Instructions for the task => Without the pictures, copy all the entries below exactly.

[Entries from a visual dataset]
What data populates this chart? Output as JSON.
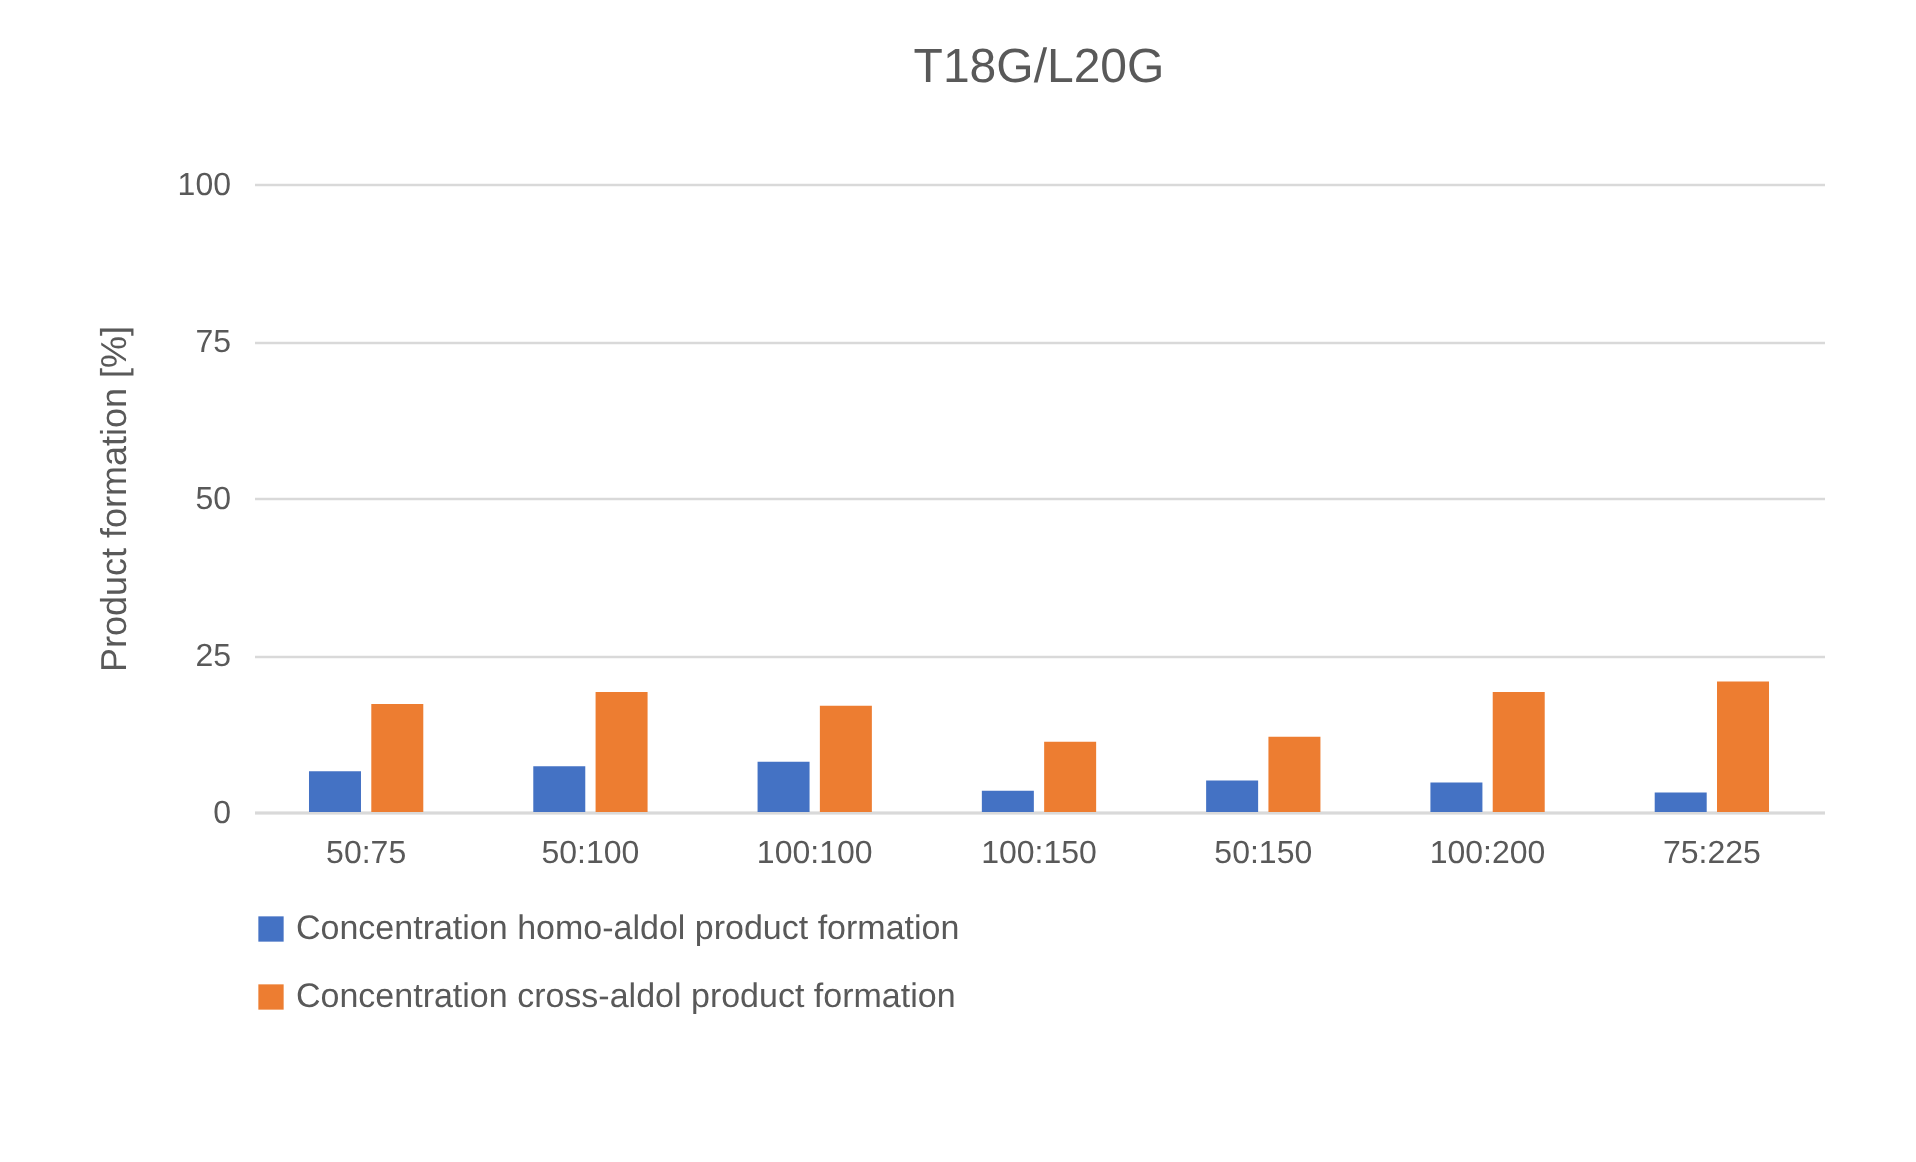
{
  "chart_data": {
    "type": "bar",
    "title": "T18G/L20G",
    "ylabel": "Product formation [%]",
    "categories": [
      "50:75",
      "50:100",
      "100:100",
      "100:150",
      "50:150",
      "100:200",
      "75:225"
    ],
    "series": [
      {
        "name": "Concentration homo-aldol product formation",
        "color": "#4472c4",
        "values": [
          6.5,
          7.3,
          8.0,
          3.4,
          5.0,
          4.7,
          3.1
        ]
      },
      {
        "name": "Concentration cross-aldol product formation",
        "color": "#ed7d31",
        "values": [
          17.2,
          19.1,
          16.9,
          11.2,
          12.0,
          19.1,
          20.8
        ]
      }
    ],
    "ylim": [
      0,
      100
    ],
    "yticks": [
      0,
      25,
      50,
      75,
      100
    ],
    "grid": "y",
    "legend": "bottom"
  }
}
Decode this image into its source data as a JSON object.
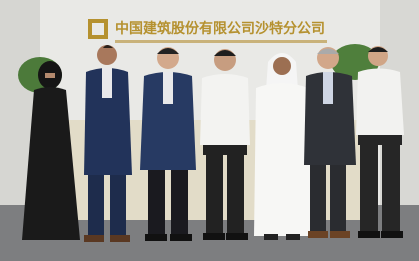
{
  "sign": {
    "company_name": "中国建筑股份有限公司沙特分公司"
  }
}
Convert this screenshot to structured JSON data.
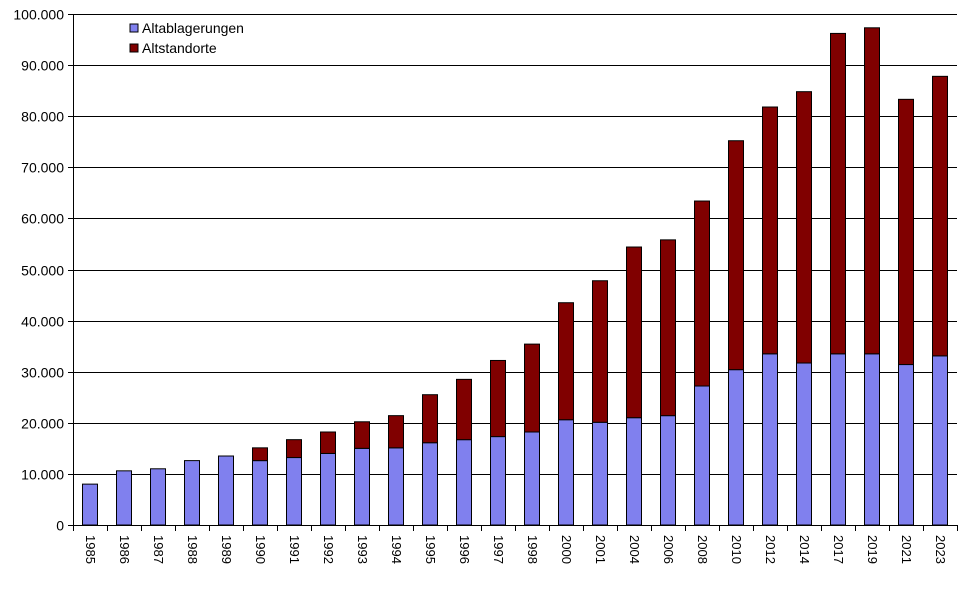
{
  "chart_data": {
    "type": "bar",
    "stacked": true,
    "title": "",
    "xlabel": "",
    "ylabel": "",
    "ylim": [
      0,
      100000
    ],
    "yticks": [
      0,
      10000,
      20000,
      30000,
      40000,
      50000,
      60000,
      70000,
      80000,
      90000,
      100000
    ],
    "ytick_labels": [
      "0",
      "10.000",
      "20.000",
      "30.000",
      "40.000",
      "50.000",
      "60.000",
      "70.000",
      "80.000",
      "90.000",
      "100.000"
    ],
    "grid": "horizontal",
    "legend_position": "top-left",
    "categories": [
      "1985",
      "1986",
      "1987",
      "1988",
      "1989",
      "1990",
      "1991",
      "1992",
      "1993",
      "1994",
      "1995",
      "1996",
      "1997",
      "1998",
      "2000",
      "2001",
      "2004",
      "2006",
      "2008",
      "2010",
      "2012",
      "2014",
      "2017",
      "2019",
      "2021",
      "2023"
    ],
    "series": [
      {
        "name": "Altablagerungen",
        "color": "#8080ee",
        "values": [
          8000,
          10600,
          11000,
          12600,
          13500,
          12600,
          13200,
          14000,
          15000,
          15100,
          16100,
          16700,
          17300,
          18200,
          20600,
          20100,
          21000,
          21400,
          27200,
          30400,
          33500,
          31700,
          33500,
          33500,
          31400,
          33100
        ]
      },
      {
        "name": "Altstandorte",
        "color": "#800000",
        "values": [
          0,
          0,
          0,
          0,
          0,
          2500,
          3500,
          4200,
          5200,
          6300,
          9400,
          11800,
          14900,
          17200,
          22900,
          27700,
          33400,
          34400,
          36200,
          44800,
          48300,
          53100,
          62700,
          63800,
          51900,
          54700
        ]
      }
    ]
  }
}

Reply to the task =>
What data populates this chart? Output as JSON.
{
  "chart_data": {
    "type": "bar",
    "title": "T18G/L20G",
    "ylabel": "Product formation [%]",
    "categories": [
      "50:75",
      "50:100",
      "100:100",
      "100:150",
      "50:150",
      "100:200",
      "75:225"
    ],
    "series": [
      {
        "name": "Concentration homo-aldol product formation",
        "color": "#4472c4",
        "values": [
          6.5,
          7.3,
          8.0,
          3.4,
          5.0,
          4.7,
          3.1
        ]
      },
      {
        "name": "Concentration cross-aldol product formation",
        "color": "#ed7d31",
        "values": [
          17.2,
          19.1,
          16.9,
          11.2,
          12.0,
          19.1,
          20.8
        ]
      }
    ],
    "ylim": [
      0,
      100
    ],
    "yticks": [
      0,
      25,
      50,
      75,
      100
    ],
    "grid": "y",
    "legend": "bottom"
  }
}
Decode this image into its source data as a JSON object.
{
  "sign": {
    "company_name": "中国建筑股份有限公司沙特分公司"
  }
}
Convert this screenshot to structured JSON data.
{
  "chart_data": {
    "type": "bar",
    "stacked": true,
    "title": "",
    "xlabel": "",
    "ylabel": "",
    "ylim": [
      0,
      100000
    ],
    "yticks": [
      0,
      10000,
      20000,
      30000,
      40000,
      50000,
      60000,
      70000,
      80000,
      90000,
      100000
    ],
    "ytick_labels": [
      "0",
      "10.000",
      "20.000",
      "30.000",
      "40.000",
      "50.000",
      "60.000",
      "70.000",
      "80.000",
      "90.000",
      "100.000"
    ],
    "grid": "horizontal",
    "legend_position": "top-left",
    "categories": [
      "1985",
      "1986",
      "1987",
      "1988",
      "1989",
      "1990",
      "1991",
      "1992",
      "1993",
      "1994",
      "1995",
      "1996",
      "1997",
      "1998",
      "2000",
      "2001",
      "2004",
      "2006",
      "2008",
      "2010",
      "2012",
      "2014",
      "2017",
      "2019",
      "2021",
      "2023"
    ],
    "series": [
      {
        "name": "Altablagerungen",
        "color": "#8080ee",
        "values": [
          8000,
          10600,
          11000,
          12600,
          13500,
          12600,
          13200,
          14000,
          15000,
          15100,
          16100,
          16700,
          17300,
          18200,
          20600,
          20100,
          21000,
          21400,
          27200,
          30400,
          33500,
          31700,
          33500,
          33500,
          31400,
          33100
        ]
      },
      {
        "name": "Altstandorte",
        "color": "#800000",
        "values": [
          0,
          0,
          0,
          0,
          0,
          2500,
          3500,
          4200,
          5200,
          6300,
          9400,
          11800,
          14900,
          17200,
          22900,
          27700,
          33400,
          34400,
          36200,
          44800,
          48300,
          53100,
          62700,
          63800,
          51900,
          54700
        ]
      }
    ]
  }
}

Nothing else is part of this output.